→ **Exercise goal**
Retype each line of the material exactly, please, skipping any picture in it.

[START OF Stored data]

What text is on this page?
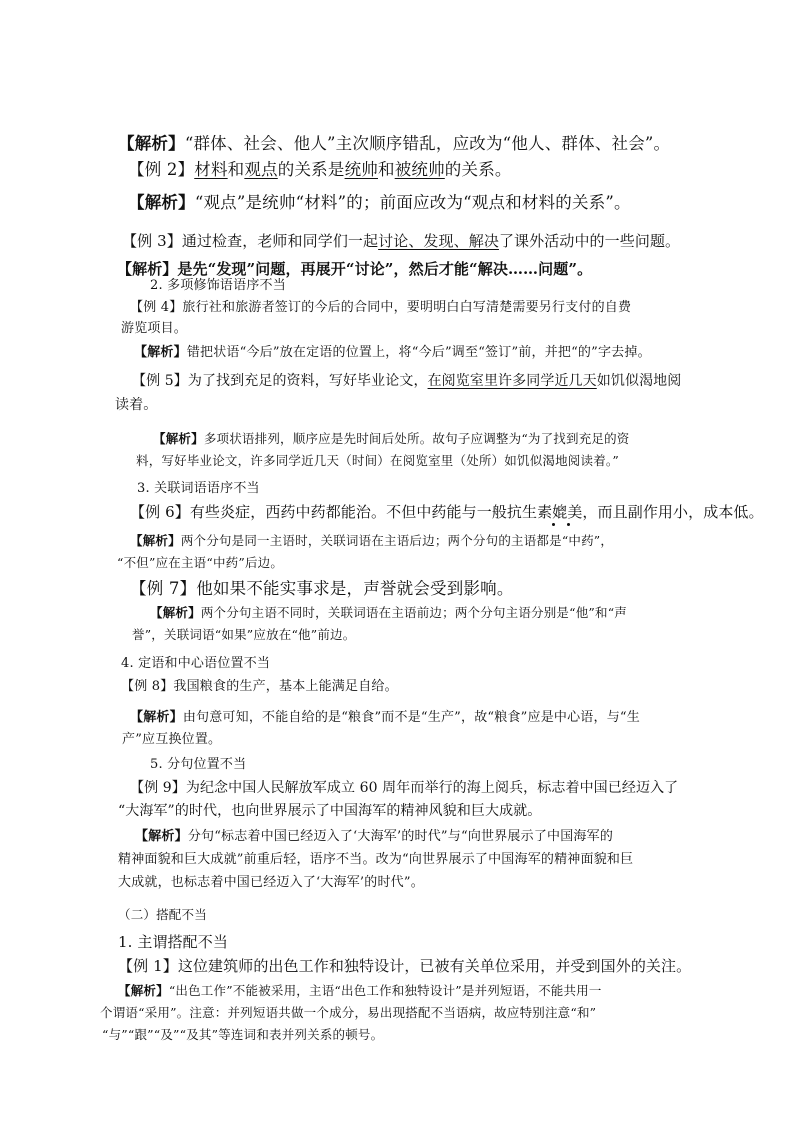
【解析】“群体、社会、他人”主次顺序错乱，应改为“他人、群体、社会”。
【例 2】材料和观点的关系是统帅和被统帅的关系。
【解析】“观点”是统帅“材料”的；前面应改为“观点和材料的关系”。
【例 3】通过检查，老师和同学们一起讨论、发现、解决了课外活动中的一些问题。
【解析】是先“发现”问题，再展开“讨论”，然后才能“解决……问题”。
2. 多项修饰语语序不当
【例 4】旅行社和旅游者签订的今后的合同中，要明明白白写清楚需要另行支付的自费
游览项目。
【解析】错把状语“今后”放在定语的位置上，将“今后”调至“签订”前，并把“的”字去掉。
【例 5】为了找到充足的资料，写好毕业论文，在阅览室里许多同学近几天如饥似渴地阅
读着。
【解析】多项状语排列，顺序应是先时间后处所。故句子应调整为“为了找到充足的资
料，写好毕业论文，许多同学近几天（时间）在阅览室里（处所）如饥似渴地阅读着。”
3. 关联词语语序不当
【例 6】有些炎症，西药中药都能治。不但中药能与一般抗生素媲美，而且副作用小，成本低。
【解析】两个分句是同一主语时，关联词语在主语后边；两个分句的主语都是“中药”，
“不但”应在主语“中药”后边。
【例 7】他如果不能实事求是，声誉就会受到影响。
【解析】两个分句主语不同时，关联词语在主语前边；两个分句主语分别是“他”和“声
誉”，关联词语“如果”应放在“他”前边。
4. 定语和中心语位置不当
【例 8】我国粮食的生产，基本上能满足自给。
【解析】由句意可知，不能自给的是“粮食”而不是“生产”，故“粮食”应是中心语，与“生
产”应互换位置。
5. 分句位置不当
【例 9】为纪念中国人民解放军成立 60 周年而举行的海上阅兵，标志着中国已经迈入了
“大海军”的时代，也向世界展示了中国海军的精神风貌和巨大成就。
【解析】分句“标志着中国已经迈入了‘大海军’的时代”与“向世界展示了中国海军的
精神面貌和巨大成就”前重后轻，语序不当。改为“向世界展示了中国海军的精神面貌和巨
大成就，也标志着中国已经迈入了‘大海军’的时代”。
（二）搭配不当
1. 主谓搭配不当
【例 1】这位建筑师的出色工作和独特设计，已被有关单位采用，并受到国外的关注。
【解析】“出色工作”不能被采用，主语“出色工作和独特设计”是并列短语，不能共用一
个谓语“采用”。注意：并列短语共做一个成分，易出现搭配不当语病，故应特别注意“和”
“与”“跟”“及”“及其”等连词和表并列关系的顿号。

[END OF Stored data]

→ **Expected answer**
What text is on this page?
【解析】“群体、社会、他人”主次顺序错乱，应改为“他人、群体、社会”。
【例 2】材料和观点的关系是统帅和被统帅的关系。
【解析】“观点”是统帅“材料”的；前面应改为“观点和材料的关系”。
【例 3】通过检查，老师和同学们一起讨论、发现、解决了课外活动中的一些问题。
【解析】是先“发现”问题，再展开“讨论”，然后才能“解决……问题”。
2. 多项修饰语语序不当
【例 4】旅行社和旅游者签订的今后的合同中，要明明白白写清楚需要另行支付的自费
游览项目。
【解析】错把状语“今后”放在定语的位置上，将“今后”调至“签订”前，并把“的”字去掉。
【例 5】为了找到充足的资料，写好毕业论文，在阅览室里许多同学近几天如饥似渴地阅
读着。
【解析】多项状语排列，顺序应是先时间后处所。故句子应调整为“为了找到充足的资
料，写好毕业论文，许多同学近几天（时间）在阅览室里（处所）如饥似渴地阅读着。”
3. 关联词语语序不当
【例 6】有些炎症，西药中药都能治。不但中药能与一般抗生素媲美，而且副作用小，成本低。
【解析】两个分句是同一主语时，关联词语在主语后边；两个分句的主语都是“中药”，
“不但”应在主语“中药”后边。
【例 7】他如果不能实事求是，声誉就会受到影响。
【解析】两个分句主语不同时，关联词语在主语前边；两个分句主语分别是“他”和“声
誉”，关联词语“如果”应放在“他”前边。
4. 定语和中心语位置不当
【例 8】我国粮食的生产，基本上能满足自给。
【解析】由句意可知，不能自给的是“粮食”而不是“生产”，故“粮食”应是中心语，与“生
产”应互换位置。
5. 分句位置不当
【例 9】为纪念中国人民解放军成立 60 周年而举行的海上阅兵，标志着中国已经迈入了
“大海军”的时代，也向世界展示了中国海军的精神风貌和巨大成就。
【解析】分句“标志着中国已经迈入了‘大海军’的时代”与“向世界展示了中国海军的
精神面貌和巨大成就”前重后轻，语序不当。改为“向世界展示了中国海军的精神面貌和巨
大成就，也标志着中国已经迈入了‘大海军’的时代”。
（二）搭配不当
1. 主谓搭配不当
【例 1】这位建筑师的出色工作和独特设计，已被有关单位采用，并受到国外的关注。
【解析】“出色工作”不能被采用，主语“出色工作和独特设计”是并列短语，不能共用一
个谓语“采用”。注意：并列短语共做一个成分，易出现搭配不当语病，故应特别注意“和”
“与”“跟”“及”“及其”等连词和表并列关系的顿号。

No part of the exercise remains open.